# START OF Document passage
Friday, October 4, 2013

Ghost Zoo--Belle Isle, Detroit Michigan


 Photo by Alex Jacque, Taubman College of Architecture and Urban Planning

Creatures of Fierce and Ordinary Reality: a Zoo for Belle Isle by Emily Kutil
“In every case, the figures are at the same time creatures of imagined possibility and creatures of fierce and ordinary reality; the dimensions tangle and require response.”
—Donna Harroway


Concealed behind fences and isolated from their surroundings by freeways, golf courses, and parks, zoos make spaces in cities for humans to explore their fascinations with other animals in peculiar and fantastical ways. Zoos use architecture to help them act as spatial mediators, dealing simultaneously in the space of collective fantasy and in the particularities of contact between human and nonhuman life. Architecture shapes the images of the natural world that zoos are able to create, both as a frame for organizing relationships and as a container for the production of microcosms.
# END OF Document passage
Request A: Pull out the lines of the entries, starting at the line containing "bar [271, 476, 293, 674]" and ending at the line containing "y-tick-label: 60 [35, 473, 52, 490]", and reproduce them verbatim.
# START OF Excerpted data
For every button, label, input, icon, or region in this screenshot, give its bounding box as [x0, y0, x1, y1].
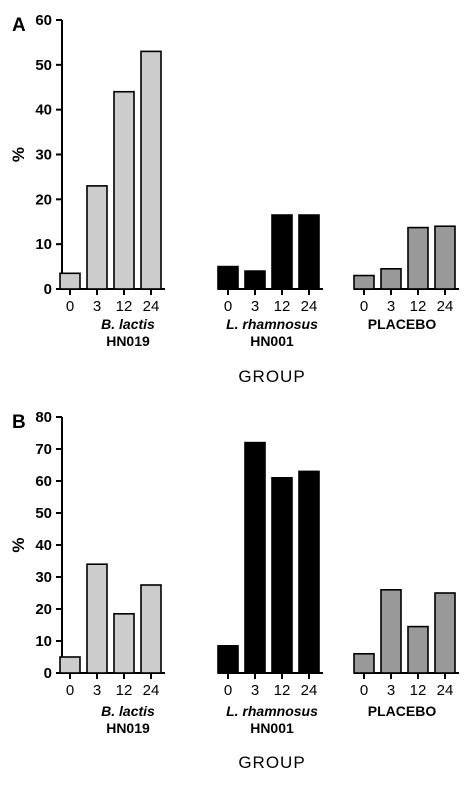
bar [271, 476, 293, 674]
group-sublabel: HN001 [250, 333, 294, 349]
y-tick-label: 50 [35, 505, 52, 522]
y-tick-label: 0 [44, 281, 52, 298]
x-tick-label: 12 [410, 298, 427, 315]
x-tick-label: 3 [387, 298, 395, 315]
bar [113, 612, 135, 674]
x-tick-label: 3 [251, 298, 259, 315]
y-tick-label: 20 [35, 191, 52, 208]
y-tick-label: 10 [35, 236, 52, 253]
bar [59, 272, 81, 290]
bar [86, 563, 108, 674]
y-axis-label: % [9, 147, 28, 162]
bar [271, 214, 293, 290]
x-tick-label: 0 [224, 682, 232, 699]
group-label: L. rhamnosus [226, 316, 318, 332]
x-tick-label: 0 [224, 298, 232, 315]
group-label: PLACEBO [368, 316, 437, 332]
x-axis-label: GROUP [238, 367, 305, 386]
y-tick-label: 50 [35, 57, 52, 74]
y-tick-label: 30 [35, 147, 52, 164]
bar [298, 214, 320, 290]
bar [380, 268, 402, 290]
bar [244, 270, 266, 290]
y-tick-label: 60 [35, 12, 52, 29]
group-label: PLACEBO [368, 703, 437, 719]
y-tick-label: 10 [35, 633, 52, 650]
y-tick-label: 40 [35, 102, 52, 119]
y-tick-label: 0 [44, 665, 52, 682]
x-tick-label: 24 [143, 682, 160, 699]
y-tick-label: 80 [35, 409, 52, 426]
x-tick-label: 24 [143, 298, 160, 315]
y-tick-label: 70 [35, 441, 52, 458]
panel-label: A [12, 15, 26, 36]
bar [244, 441, 266, 674]
x-tick-label: 0 [360, 298, 368, 315]
y-tick-label: 60 [35, 473, 52, 490]
y-tick-label: 30 [35, 569, 52, 586]
bar [59, 656, 81, 674]
x-tick-label: 12 [116, 298, 133, 315]
bar [86, 185, 108, 290]
x-tick-label: 12 [116, 682, 133, 699]
group-label: B. lactis [101, 703, 155, 719]
x-tick-label: 3 [387, 682, 395, 699]
group-sublabel: HN019 [106, 720, 150, 736]
x-tick-label: 24 [437, 682, 454, 699]
x-tick-label: 24 [301, 298, 318, 315]
bar [380, 588, 402, 674]
x-axis-label: GROUP [238, 753, 305, 772]
bar [353, 652, 375, 674]
x-tick-label: 0 [66, 682, 74, 699]
x-tick-label: 24 [437, 298, 454, 315]
bar [434, 592, 456, 674]
bar [298, 470, 320, 674]
x-tick-label: 12 [274, 298, 291, 315]
x-tick-label: 12 [274, 682, 291, 699]
group-label: L. rhamnosus [226, 703, 318, 719]
x-tick-label: 12 [410, 682, 427, 699]
x-tick-label: 24 [301, 682, 318, 699]
bar [140, 50, 162, 290]
bar [407, 226, 429, 290]
bar [353, 274, 375, 290]
bar [434, 225, 456, 290]
x-tick-label: 3 [93, 682, 101, 699]
x-tick-label: 0 [360, 682, 368, 699]
y-tick-label: 20 [35, 601, 52, 618]
panel-label: B [12, 412, 26, 433]
bar [140, 584, 162, 674]
y-axis-label: % [9, 537, 28, 552]
group-sublabel: HN001 [250, 720, 294, 736]
x-tick-label: 3 [251, 682, 259, 699]
bar [407, 625, 429, 674]
bar [113, 90, 135, 290]
bar [217, 265, 239, 290]
x-tick-label: 0 [66, 298, 74, 315]
x-tick-label: 3 [93, 298, 101, 315]
bar [217, 644, 239, 674]
group-sublabel: HN019 [106, 333, 150, 349]
group-label: B. lactis [101, 316, 155, 332]
y-tick-label: 40 [35, 537, 52, 554]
# END OF Excerpted data
Request B: Copy out the Belle Isle zoo passage in full, word for word.

Worked solution A:
bar [271, 476, 293, 674]
group-sublabel: HN001 [250, 333, 294, 349]
y-tick-label: 50 [35, 505, 52, 522]
y-tick-label: 0 [44, 281, 52, 298]
x-tick-label: 12 [410, 298, 427, 315]
x-tick-label: 3 [387, 298, 395, 315]
bar [113, 612, 135, 674]
x-tick-label: 3 [251, 298, 259, 315]
y-tick-label: 20 [35, 191, 52, 208]
y-tick-label: 10 [35, 236, 52, 253]
bar [59, 272, 81, 290]
bar [86, 563, 108, 674]
y-axis-label: % [9, 147, 28, 162]
bar [271, 214, 293, 290]
x-tick-label: 0 [224, 682, 232, 699]
group-label: L. rhamnosus [226, 316, 318, 332]
x-tick-label: 0 [224, 298, 232, 315]
group-label: PLACEBO [368, 316, 437, 332]
x-axis-label: GROUP [238, 367, 305, 386]
y-tick-label: 50 [35, 57, 52, 74]
y-tick-label: 30 [35, 147, 52, 164]
bar [298, 214, 320, 290]
bar [380, 268, 402, 290]
bar [244, 270, 266, 290]
y-tick-label: 60 [35, 12, 52, 29]
group-label: PLACEBO [368, 703, 437, 719]
y-tick-label: 10 [35, 633, 52, 650]
y-tick-label: 40 [35, 102, 52, 119]
y-tick-label: 0 [44, 665, 52, 682]
x-tick-label: 24 [143, 682, 160, 699]
y-tick-label: 80 [35, 409, 52, 426]
x-tick-label: 24 [143, 298, 160, 315]
y-tick-label: 70 [35, 441, 52, 458]
panel-label: A [12, 15, 26, 36]
bar [244, 441, 266, 674]
x-tick-label: 0 [360, 298, 368, 315]
y-tick-label: 60 [35, 473, 52, 490]

Worked solution B:
Friday, October 4, 2013

Ghost Zoo--Belle Isle, Detroit Michigan


 Photo by Alex Jacque, Taubman College of Architecture and Urban Planning

Creatures of Fierce and Ordinary Reality: a Zoo for Belle Isle by Emily Kutil
“In every case, the figures are at the same time creatures of imagined possibility and creatures of fierce and ordinary reality; the dimensions tangle and require response.”
—Donna Harroway


Concealed behind fences and isolated from their surroundings by freeways, golf courses, and parks, zoos make spaces in cities for humans to explore their fascinations with other animals in peculiar and fantastical ways. Zoos use architecture to help them act as spatial mediators, dealing simultaneously in the space of collective fantasy and in the particularities of contact between human and nonhuman life. Architecture shapes the images of the natural world that zoos are able to create, both as a frame for organizing relationships and as a container for the production of microcosms.